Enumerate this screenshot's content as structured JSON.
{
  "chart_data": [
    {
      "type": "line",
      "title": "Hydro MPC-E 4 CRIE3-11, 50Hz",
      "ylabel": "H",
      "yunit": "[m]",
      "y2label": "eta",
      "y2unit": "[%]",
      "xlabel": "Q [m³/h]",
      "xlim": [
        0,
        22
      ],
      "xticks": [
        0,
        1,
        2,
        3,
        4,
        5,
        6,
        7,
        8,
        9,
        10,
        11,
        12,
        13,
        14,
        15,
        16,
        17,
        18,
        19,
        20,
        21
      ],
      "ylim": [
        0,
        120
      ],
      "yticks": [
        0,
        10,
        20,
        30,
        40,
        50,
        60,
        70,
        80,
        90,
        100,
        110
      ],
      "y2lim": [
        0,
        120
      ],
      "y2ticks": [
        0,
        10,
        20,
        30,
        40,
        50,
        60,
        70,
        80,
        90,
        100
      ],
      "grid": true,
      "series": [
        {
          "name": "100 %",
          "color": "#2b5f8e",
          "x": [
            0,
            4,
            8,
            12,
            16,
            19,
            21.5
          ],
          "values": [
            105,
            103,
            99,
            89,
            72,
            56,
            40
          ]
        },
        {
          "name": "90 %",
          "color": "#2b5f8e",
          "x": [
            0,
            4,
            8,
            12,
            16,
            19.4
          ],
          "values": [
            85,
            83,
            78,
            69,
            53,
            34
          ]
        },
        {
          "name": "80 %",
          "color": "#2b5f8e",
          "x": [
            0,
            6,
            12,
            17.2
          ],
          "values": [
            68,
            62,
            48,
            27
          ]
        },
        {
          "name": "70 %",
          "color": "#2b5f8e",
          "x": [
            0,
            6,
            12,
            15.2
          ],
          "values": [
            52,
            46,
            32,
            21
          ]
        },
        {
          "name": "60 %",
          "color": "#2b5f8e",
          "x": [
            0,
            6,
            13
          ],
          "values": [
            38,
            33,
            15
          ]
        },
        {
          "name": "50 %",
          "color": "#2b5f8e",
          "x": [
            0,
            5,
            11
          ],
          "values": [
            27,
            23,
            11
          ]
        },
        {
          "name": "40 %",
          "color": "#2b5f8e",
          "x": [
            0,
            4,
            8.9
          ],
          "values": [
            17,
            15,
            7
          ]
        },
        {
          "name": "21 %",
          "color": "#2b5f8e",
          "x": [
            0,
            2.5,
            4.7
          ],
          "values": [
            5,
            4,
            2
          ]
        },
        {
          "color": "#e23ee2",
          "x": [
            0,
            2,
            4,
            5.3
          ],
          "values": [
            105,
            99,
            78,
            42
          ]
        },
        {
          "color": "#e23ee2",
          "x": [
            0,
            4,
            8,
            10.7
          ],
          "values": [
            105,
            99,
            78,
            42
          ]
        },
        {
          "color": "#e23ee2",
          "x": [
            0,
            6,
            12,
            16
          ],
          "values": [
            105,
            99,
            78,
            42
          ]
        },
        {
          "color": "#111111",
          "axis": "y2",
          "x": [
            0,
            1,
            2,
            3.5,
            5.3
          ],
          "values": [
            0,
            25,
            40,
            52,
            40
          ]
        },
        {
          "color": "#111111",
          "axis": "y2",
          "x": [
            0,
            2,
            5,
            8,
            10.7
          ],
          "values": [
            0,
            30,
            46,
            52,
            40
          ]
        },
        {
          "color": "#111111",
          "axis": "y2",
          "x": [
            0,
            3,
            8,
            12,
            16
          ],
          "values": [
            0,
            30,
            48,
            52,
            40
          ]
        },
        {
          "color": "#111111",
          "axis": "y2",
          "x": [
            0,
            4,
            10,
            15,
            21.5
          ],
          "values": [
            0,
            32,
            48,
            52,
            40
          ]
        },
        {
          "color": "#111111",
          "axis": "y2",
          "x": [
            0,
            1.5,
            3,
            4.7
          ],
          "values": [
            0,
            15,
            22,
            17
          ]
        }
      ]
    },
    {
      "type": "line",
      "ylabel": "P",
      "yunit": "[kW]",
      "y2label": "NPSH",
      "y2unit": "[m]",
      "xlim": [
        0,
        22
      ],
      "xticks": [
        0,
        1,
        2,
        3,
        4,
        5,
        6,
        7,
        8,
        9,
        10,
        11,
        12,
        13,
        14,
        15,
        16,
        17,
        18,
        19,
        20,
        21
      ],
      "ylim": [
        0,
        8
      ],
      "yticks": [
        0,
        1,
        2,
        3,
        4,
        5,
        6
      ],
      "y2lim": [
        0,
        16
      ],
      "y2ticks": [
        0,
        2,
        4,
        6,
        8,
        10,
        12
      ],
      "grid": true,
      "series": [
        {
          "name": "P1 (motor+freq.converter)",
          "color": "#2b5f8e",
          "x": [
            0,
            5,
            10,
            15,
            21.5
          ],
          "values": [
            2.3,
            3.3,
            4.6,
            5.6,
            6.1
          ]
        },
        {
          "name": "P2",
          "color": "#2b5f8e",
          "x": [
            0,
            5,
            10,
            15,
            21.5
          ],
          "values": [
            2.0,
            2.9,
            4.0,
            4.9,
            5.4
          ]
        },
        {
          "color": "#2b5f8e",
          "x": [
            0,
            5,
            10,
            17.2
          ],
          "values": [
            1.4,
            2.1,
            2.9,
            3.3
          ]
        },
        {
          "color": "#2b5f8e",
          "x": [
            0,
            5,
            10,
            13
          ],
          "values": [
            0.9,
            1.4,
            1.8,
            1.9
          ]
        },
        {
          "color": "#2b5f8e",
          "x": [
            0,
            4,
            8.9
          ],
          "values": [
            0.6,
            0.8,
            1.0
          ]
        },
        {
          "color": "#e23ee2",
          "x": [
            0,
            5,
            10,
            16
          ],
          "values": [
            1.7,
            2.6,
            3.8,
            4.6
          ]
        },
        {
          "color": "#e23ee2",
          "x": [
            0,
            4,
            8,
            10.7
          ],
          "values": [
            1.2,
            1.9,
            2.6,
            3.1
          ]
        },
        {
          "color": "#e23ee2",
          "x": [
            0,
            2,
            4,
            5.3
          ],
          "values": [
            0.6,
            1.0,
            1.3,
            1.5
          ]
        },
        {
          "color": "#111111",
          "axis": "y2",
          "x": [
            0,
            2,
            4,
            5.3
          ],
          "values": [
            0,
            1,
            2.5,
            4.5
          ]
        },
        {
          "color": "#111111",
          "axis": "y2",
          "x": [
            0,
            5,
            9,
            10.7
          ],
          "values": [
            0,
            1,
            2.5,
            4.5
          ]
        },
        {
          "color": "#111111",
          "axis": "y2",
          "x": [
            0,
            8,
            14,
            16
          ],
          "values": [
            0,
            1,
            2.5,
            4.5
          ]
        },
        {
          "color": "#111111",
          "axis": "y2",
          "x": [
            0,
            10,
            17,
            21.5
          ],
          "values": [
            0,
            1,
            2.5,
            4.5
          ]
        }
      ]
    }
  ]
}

# # # # # # #

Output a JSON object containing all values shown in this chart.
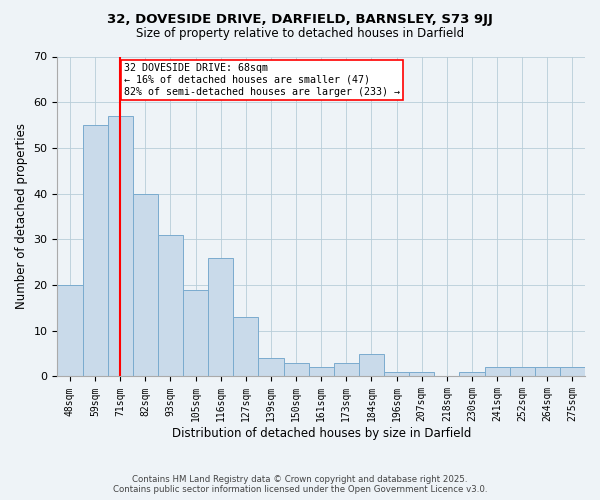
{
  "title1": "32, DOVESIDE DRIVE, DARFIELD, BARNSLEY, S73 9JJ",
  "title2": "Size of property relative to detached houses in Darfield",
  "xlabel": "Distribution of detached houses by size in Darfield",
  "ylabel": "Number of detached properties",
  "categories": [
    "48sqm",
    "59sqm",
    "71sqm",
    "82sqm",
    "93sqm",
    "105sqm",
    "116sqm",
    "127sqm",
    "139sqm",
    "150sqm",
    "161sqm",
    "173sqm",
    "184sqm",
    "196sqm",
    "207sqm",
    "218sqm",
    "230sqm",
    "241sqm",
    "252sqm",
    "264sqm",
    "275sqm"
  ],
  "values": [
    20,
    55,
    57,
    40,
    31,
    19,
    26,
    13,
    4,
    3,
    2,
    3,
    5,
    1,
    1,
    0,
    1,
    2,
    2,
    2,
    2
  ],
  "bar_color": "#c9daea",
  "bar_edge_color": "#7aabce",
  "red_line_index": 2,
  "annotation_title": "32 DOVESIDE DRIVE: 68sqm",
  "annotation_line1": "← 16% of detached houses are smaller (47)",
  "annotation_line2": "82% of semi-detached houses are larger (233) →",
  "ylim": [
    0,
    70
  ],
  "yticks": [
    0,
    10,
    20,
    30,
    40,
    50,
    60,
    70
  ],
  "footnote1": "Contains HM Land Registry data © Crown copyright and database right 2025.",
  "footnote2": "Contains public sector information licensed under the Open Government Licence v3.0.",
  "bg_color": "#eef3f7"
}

# # # # # # #

=== TO BE DONE ===
Search the lines above for the string "detached" and copy each line that has it.

=== WRITTEN REPLY ===
  "title2": "Size of property relative to detached houses in Darfield",
  "xlabel": "Distribution of detached houses by size in Darfield",
  "ylabel": "Number of detached properties",
  "annotation_line1": "← 16% of detached houses are smaller (47)",
  "annotation_line2": "82% of semi-detached houses are larger (233) →",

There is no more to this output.